== Dataset ==

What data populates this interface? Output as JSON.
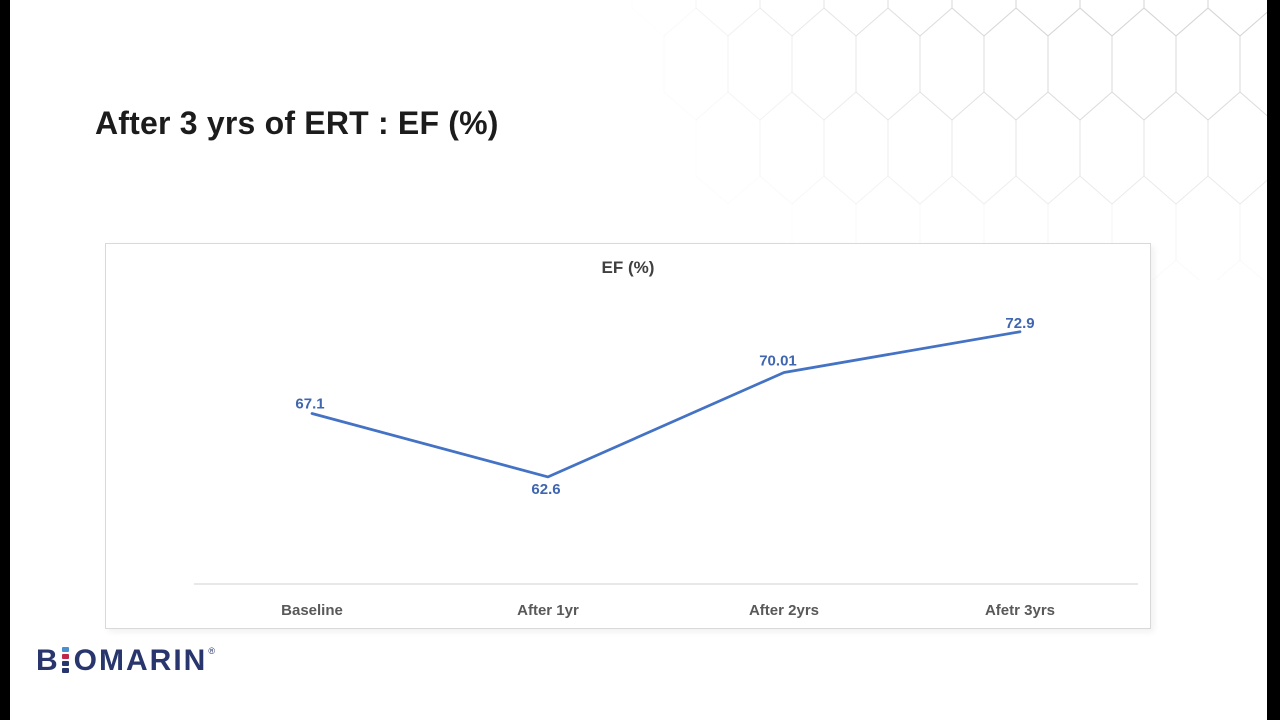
{
  "slide": {
    "title": "After 3 yrs of ERT : EF (%)",
    "background": "#ffffff",
    "edge_bar_color": "#000000"
  },
  "logo": {
    "prefix": "B",
    "suffix": "OMARIN",
    "trademark": "®",
    "text_color": "#28366d",
    "i_segment_colors": [
      "#4a8fd0",
      "#c0284b",
      "#28366d",
      "#28366d"
    ]
  },
  "chart_data": {
    "type": "line",
    "title": "EF (%)",
    "categories": [
      "Baseline",
      "After 1yr",
      "After 2yrs",
      "Afetr 3yrs"
    ],
    "series": [
      {
        "name": "EF (%)",
        "values": [
          67.1,
          62.6,
          70.01,
          72.9
        ]
      }
    ],
    "data_labels": [
      "67.1",
      "62.6",
      "70.01",
      "72.9"
    ],
    "ylim": [
      55,
      77
    ],
    "grid": false,
    "legend": "none",
    "colors": {
      "line": "#4472c4",
      "data_label": "#3f66ae",
      "axis_line": "#d9d9d9",
      "tick_label": "#595959",
      "title": "#404040"
    }
  }
}
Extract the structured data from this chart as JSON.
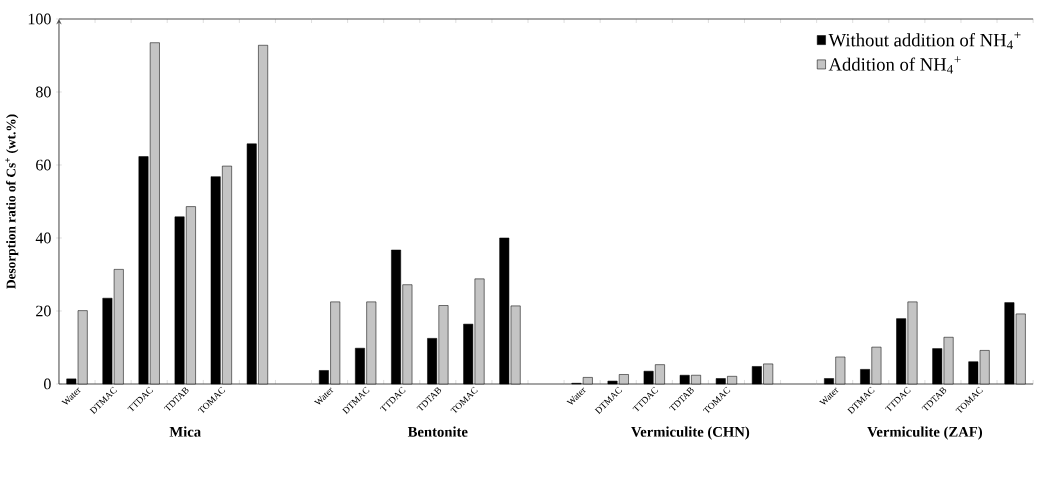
{
  "chart_data": [
    {
      "type": "bar",
      "xlabel": "Mica",
      "ylabel": "Desorption ratio of Cs$^{+}$ (wt.%)",
      "categories": [
        "Water",
        "DTMAC",
        "TTDAC",
        "TDTAB",
        "TOMAC",
        null
      ],
      "ylim": [
        0,
        100
      ],
      "yticks": [
        0,
        20,
        40,
        60,
        80,
        100
      ],
      "legend": false,
      "series": [
        {
          "color": "#000000",
          "values": [
            1.4,
            23.5,
            62.3,
            45.8,
            56.8,
            65.8
          ]
        },
        {
          "color": "#c4c4c4",
          "values": [
            20.1,
            31.4,
            93.5,
            48.6,
            59.7,
            92.8
          ]
        }
      ]
    },
    {
      "type": "bar",
      "xlabel": "Bentonite",
      "categories": [
        "Water",
        "DTMAC",
        "TTDAC",
        "TDTAB",
        "TOMAC",
        null
      ],
      "ylim": [
        0,
        100
      ],
      "tick_labels": "x",
      "legend": false,
      "series": [
        {
          "color": "#000000",
          "values": [
            3.7,
            9.8,
            36.7,
            12.5,
            16.4,
            40.0
          ]
        },
        {
          "color": "#c4c4c4",
          "values": [
            22.5,
            22.5,
            27.2,
            21.5,
            28.8,
            21.4
          ]
        }
      ]
    },
    {
      "type": "bar",
      "xlabel": "Vermiculite (CHN)",
      "categories": [
        "Water",
        "DTMAC",
        "TTDAC",
        "TDTAB",
        "TOMAC",
        null
      ],
      "ylim": [
        0,
        100
      ],
      "tick_labels": "x",
      "legend": false,
      "series": [
        {
          "color": "#000000",
          "values": [
            0.2,
            0.8,
            3.5,
            2.4,
            1.5,
            4.8
          ]
        },
        {
          "color": "#c4c4c4",
          "values": [
            1.8,
            2.6,
            5.3,
            2.4,
            2.1,
            5.5
          ]
        }
      ]
    },
    {
      "type": "bar",
      "xlabel": "Vermiculite (ZAF)",
      "categories": [
        "Water",
        "DTMAC",
        "TTDAC",
        "TDTAB",
        "TOMAC",
        null
      ],
      "ylim": [
        0,
        100
      ],
      "tick_labels": "x",
      "legend": "top right",
      "series": [
        {
          "name": "Without addition of NH$_{4}$$^{+}$",
          "color": "#000000",
          "values": [
            1.5,
            4.0,
            17.9,
            9.7,
            6.1,
            22.3
          ]
        },
        {
          "name": "Addition of NH$_{4}$$^{+}$",
          "color": "#c4c4c4",
          "values": [
            7.4,
            10.1,
            22.5,
            12.8,
            9.2,
            19.2
          ]
        }
      ]
    }
  ]
}
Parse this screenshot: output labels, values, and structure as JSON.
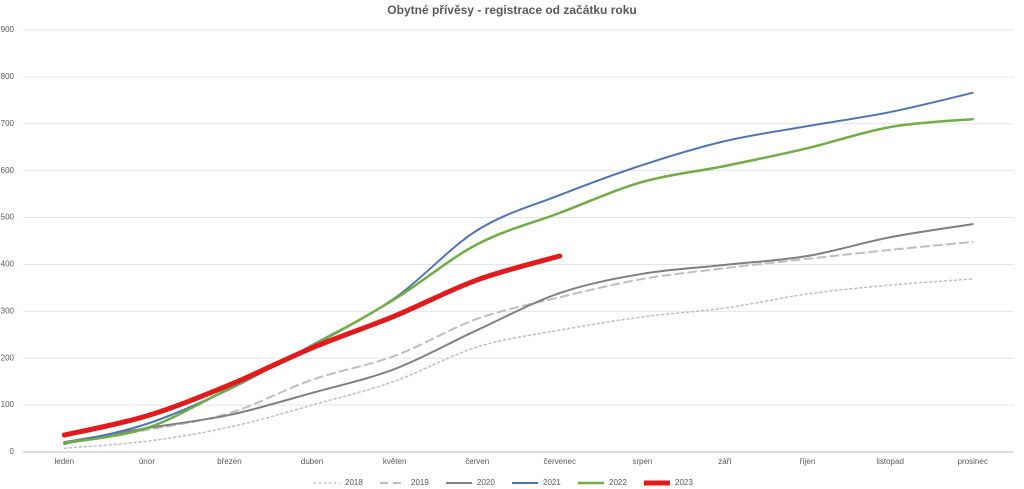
{
  "chart_data": {
    "type": "line",
    "title": "Obytné přívěsy - registrace od začátku roku",
    "categories": [
      "leden",
      "únor",
      "březen",
      "duben",
      "květen",
      "červen",
      "červenec",
      "srpen",
      "září",
      "říjen",
      "listopad",
      "prosinec"
    ],
    "series": [
      {
        "name": "2018",
        "color": "#bfbfbf",
        "style": "dotted",
        "linewidth": 1.5,
        "values": [
          8,
          23,
          53,
          100,
          151,
          224,
          260,
          288,
          307,
          337,
          356,
          369
        ]
      },
      {
        "name": "2019",
        "color": "#bfbfbf",
        "style": "dashed",
        "linewidth": 2,
        "values": [
          19,
          47,
          83,
          154,
          205,
          284,
          330,
          369,
          392,
          412,
          431,
          448
        ]
      },
      {
        "name": "2020",
        "color": "#808080",
        "style": "solid",
        "linewidth": 2,
        "values": [
          21,
          51,
          79,
          126,
          177,
          260,
          339,
          380,
          399,
          418,
          458,
          486
        ]
      },
      {
        "name": "2021",
        "color": "#4f75b3",
        "style": "solid",
        "linewidth": 2,
        "values": [
          17,
          60,
          134,
          228,
          328,
          473,
          548,
          612,
          663,
          695,
          725,
          766
        ]
      },
      {
        "name": "2022",
        "color": "#70ad47",
        "style": "solid",
        "linewidth": 2.5,
        "values": [
          19,
          51,
          136,
          226,
          326,
          443,
          510,
          576,
          610,
          648,
          693,
          710
        ]
      },
      {
        "name": "2023",
        "color": "#e31a1c",
        "style": "solid",
        "linewidth": 5,
        "values": [
          36,
          77,
          143,
          222,
          290,
          367,
          418,
          null,
          null,
          null,
          null,
          null
        ]
      }
    ],
    "ylim": [
      0,
      900
    ],
    "yticks": [
      0,
      100,
      200,
      300,
      400,
      500,
      600,
      700,
      800,
      900
    ],
    "grid": true,
    "legend": "bottom"
  }
}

===

= What needs to be done =
Write the full listing out again with every line unchanged, but include no pictures.

= Solution for this task =
What data populates this interface? Output as JSON.
{
  "slide": {
    "title": "After 3 yrs of ERT : EF (%)",
    "background": "#ffffff",
    "edge_bar_color": "#000000"
  },
  "logo": {
    "prefix": "B",
    "suffix": "OMARIN",
    "trademark": "®",
    "text_color": "#28366d",
    "i_segment_colors": [
      "#4a8fd0",
      "#c0284b",
      "#28366d",
      "#28366d"
    ]
  },
  "chart_data": {
    "type": "line",
    "title": "EF (%)",
    "categories": [
      "Baseline",
      "After 1yr",
      "After 2yrs",
      "Afetr 3yrs"
    ],
    "series": [
      {
        "name": "EF (%)",
        "values": [
          67.1,
          62.6,
          70.01,
          72.9
        ]
      }
    ],
    "data_labels": [
      "67.1",
      "62.6",
      "70.01",
      "72.9"
    ],
    "ylim": [
      55,
      77
    ],
    "grid": false,
    "legend": "none",
    "colors": {
      "line": "#4472c4",
      "data_label": "#3f66ae",
      "axis_line": "#d9d9d9",
      "tick_label": "#595959",
      "title": "#404040"
    }
  }
}
Extract the structured data from this chart as JSON.
{
  "chart_data": [
    {
      "type": "bar",
      "xlabel": "Mica",
      "ylabel": "Desorption ratio of Cs$^{+}$ (wt.%)",
      "categories": [
        "Water",
        "DTMAC",
        "TTDAC",
        "TDTAB",
        "TOMAC",
        null
      ],
      "ylim": [
        0,
        100
      ],
      "yticks": [
        0,
        20,
        40,
        60,
        80,
        100
      ],
      "legend": false,
      "series": [
        {
          "color": "#000000",
          "values": [
            1.4,
            23.5,
            62.3,
            45.8,
            56.8,
            65.8
          ]
        },
        {
          "color": "#c4c4c4",
          "values": [
            20.1,
            31.4,
            93.5,
            48.6,
            59.7,
            92.8
          ]
        }
      ]
    },
    {
      "type": "bar",
      "xlabel": "Bentonite",
      "categories": [
        "Water",
        "DTMAC",
        "TTDAC",
        "TDTAB",
        "TOMAC",
        null
      ],
      "ylim": [
        0,
        100
      ],
      "tick_labels": "x",
      "legend": false,
      "series": [
        {
          "color": "#000000",
          "values": [
            3.7,
            9.8,
            36.7,
            12.5,
            16.4,
            40.0
          ]
        },
        {
          "color": "#c4c4c4",
          "values": [
            22.5,
            22.5,
            27.2,
            21.5,
            28.8,
            21.4
          ]
        }
      ]
    },
    {
      "type": "bar",
      "xlabel": "Vermiculite (CHN)",
      "categories": [
        "Water",
        "DTMAC",
        "TTDAC",
        "TDTAB",
        "TOMAC",
        null
      ],
      "ylim": [
        0,
        100
      ],
      "tick_labels": "x",
      "legend": false,
      "series": [
        {
          "color": "#000000",
          "values": [
            0.2,
            0.8,
            3.5,
            2.4,
            1.5,
            4.8
          ]
        },
        {
          "color": "#c4c4c4",
          "values": [
            1.8,
            2.6,
            5.3,
            2.4,
            2.1,
            5.5
          ]
        }
      ]
    },
    {
      "type": "bar",
      "xlabel": "Vermiculite (ZAF)",
      "categories": [
        "Water",
        "DTMAC",
        "TTDAC",
        "TDTAB",
        "TOMAC",
        null
      ],
      "ylim": [
        0,
        100
      ],
      "tick_labels": "x",
      "legend": "top right",
      "series": [
        {
          "name": "Without addition of NH$_{4}$$^{+}$",
          "color": "#000000",
          "values": [
            1.5,
            4.0,
            17.9,
            9.7,
            6.1,
            22.3
          ]
        },
        {
          "name": "Addition of NH$_{4}$$^{+}$",
          "color": "#c4c4c4",
          "values": [
            7.4,
            10.1,
            22.5,
            12.8,
            9.2,
            19.2
          ]
        }
      ]
    }
  ]
}
Parse this screenshot: output labels, values, and structure as JSON.
{
  "chart_data": {
    "type": "line",
    "title": "Obytné přívěsy - registrace od začátku roku",
    "categories": [
      "leden",
      "únor",
      "březen",
      "duben",
      "květen",
      "červen",
      "červenec",
      "srpen",
      "září",
      "říjen",
      "listopad",
      "prosinec"
    ],
    "series": [
      {
        "name": "2018",
        "color": "#bfbfbf",
        "style": "dotted",
        "linewidth": 1.5,
        "values": [
          8,
          23,
          53,
          100,
          151,
          224,
          260,
          288,
          307,
          337,
          356,
          369
        ]
      },
      {
        "name": "2019",
        "color": "#bfbfbf",
        "style": "dashed",
        "linewidth": 2,
        "values": [
          19,
          47,
          83,
          154,
          205,
          284,
          330,
          369,
          392,
          412,
          431,
          448
        ]
      },
      {
        "name": "2020",
        "color": "#808080",
        "style": "solid",
        "linewidth": 2,
        "values": [
          21,
          51,
          79,
          126,
          177,
          260,
          339,
          380,
          399,
          418,
          458,
          486
        ]
      },
      {
        "name": "2021",
        "color": "#4f75b3",
        "style": "solid",
        "linewidth": 2,
        "values": [
          17,
          60,
          134,
          228,
          328,
          473,
          548,
          612,
          663,
          695,
          725,
          766
        ]
      },
      {
        "name": "2022",
        "color": "#70ad47",
        "style": "solid",
        "linewidth": 2.5,
        "values": [
          19,
          51,
          136,
          226,
          326,
          443,
          510,
          576,
          610,
          648,
          693,
          710
        ]
      },
      {
        "name": "2023",
        "color": "#e31a1c",
        "style": "solid",
        "linewidth": 5,
        "values": [
          36,
          77,
          143,
          222,
          290,
          367,
          418,
          null,
          null,
          null,
          null,
          null
        ]
      }
    ],
    "ylim": [
      0,
      900
    ],
    "yticks": [
      0,
      100,
      200,
      300,
      400,
      500,
      600,
      700,
      800,
      900
    ],
    "grid": true,
    "legend": "bottom"
  }
}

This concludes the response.